## begin EXTRACTED INFORMATION

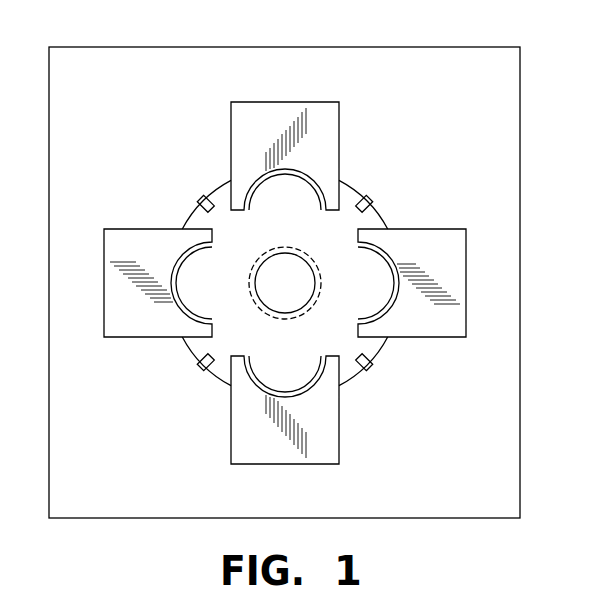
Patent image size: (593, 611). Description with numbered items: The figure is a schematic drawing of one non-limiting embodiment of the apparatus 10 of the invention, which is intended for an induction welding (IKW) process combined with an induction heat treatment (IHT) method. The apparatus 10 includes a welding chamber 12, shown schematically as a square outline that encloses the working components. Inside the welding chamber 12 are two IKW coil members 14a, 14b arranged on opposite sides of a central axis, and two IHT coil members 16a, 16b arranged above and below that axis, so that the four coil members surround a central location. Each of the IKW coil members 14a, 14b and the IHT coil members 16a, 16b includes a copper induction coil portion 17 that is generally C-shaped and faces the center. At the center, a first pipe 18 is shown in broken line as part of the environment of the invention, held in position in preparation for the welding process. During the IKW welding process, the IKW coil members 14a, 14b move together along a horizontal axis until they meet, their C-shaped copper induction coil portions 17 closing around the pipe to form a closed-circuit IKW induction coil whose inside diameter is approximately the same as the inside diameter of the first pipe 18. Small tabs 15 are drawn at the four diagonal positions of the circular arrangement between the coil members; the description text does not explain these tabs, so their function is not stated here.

The apparatus 10 is at (539, 84).
The welding chamber 12 is at (520, 152).
The IKW coil member 14a is at (104, 282).
The IKW coil member 14b is at (465, 275).
The locating tabs 15 is at (206, 194).
The IHT coil member 16a is at (311, 102).
The IHT coil member 16b is at (320, 463).
The copper induction coil portion 17 is at (266, 171).
The first pipe 18 is at (323, 278).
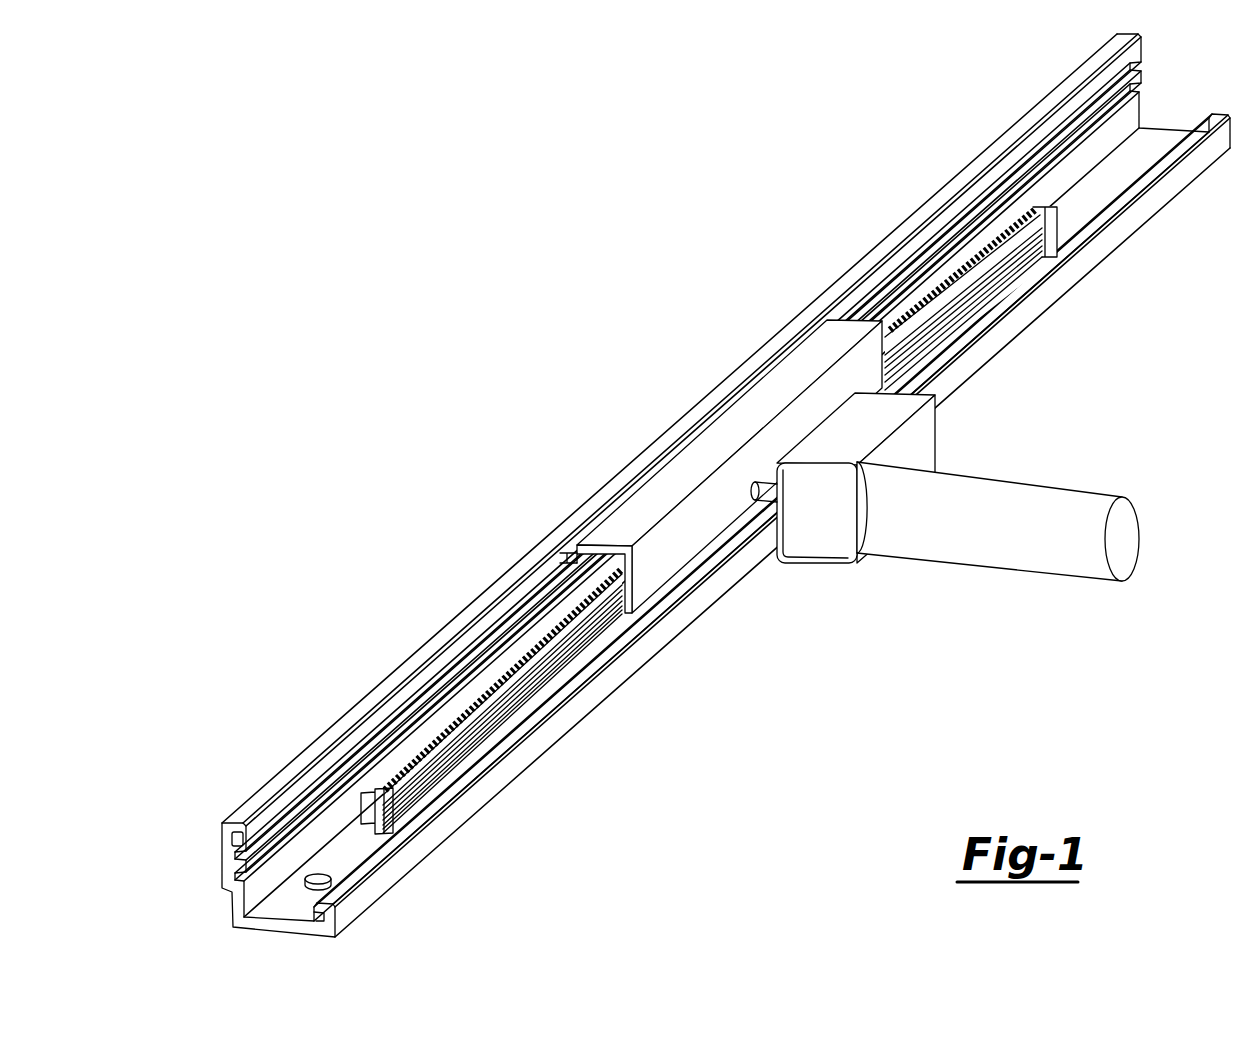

## end EXTRACTED INFORMATION

### GIVEN INSTRUCTION
Rewrite these items with "schematic drawing" swapped for "diagram" and everything else unchanged. Leave out the pictures.

### REPLY TO THE TASK
Patent image size: (593, 611). Description with numbered items: The figure is a diagram of one non-limiting embodiment of the apparatus 10 of the invention, which is intended for an induction welding (IKW) process combined with an induction heat treatment (IHT) method. The apparatus 10 includes a welding chamber 12, shown schematically as a square outline that encloses the working components. Inside the welding chamber 12 are two IKW coil members 14a, 14b arranged on opposite sides of a central axis, and two IHT coil members 16a, 16b arranged above and below that axis, so that the four coil members surround a central location. Each of the IKW coil members 14a, 14b and the IHT coil members 16a, 16b includes a copper induction coil portion 17 that is generally C-shaped and faces the center. At the center, a first pipe 18 is shown in broken line as part of the environment of the invention, held in position in preparation for the welding process. During the IKW welding process, the IKW coil members 14a, 14b move together along a horizontal axis until they meet, their C-shaped copper induction coil portions 17 closing around the pipe to form a closed-circuit IKW induction coil whose inside diameter is approximately the same as the inside diameter of the first pipe 18. Small tabs 15 are drawn at the four diagonal positions of the circular arrangement between the coil members; the description text does not explain these tabs, so their function is not stated here.

The apparatus 10 is at (539, 84).
The welding chamber 12 is at (520, 152).
The IKW coil member 14a is at (104, 282).
The IKW coil member 14b is at (465, 275).
The locating tabs 15 is at (206, 194).
The IHT coil member 16a is at (311, 102).
The IHT coil member 16b is at (320, 463).
The copper induction coil portion 17 is at (266, 171).
The first pipe 18 is at (323, 278).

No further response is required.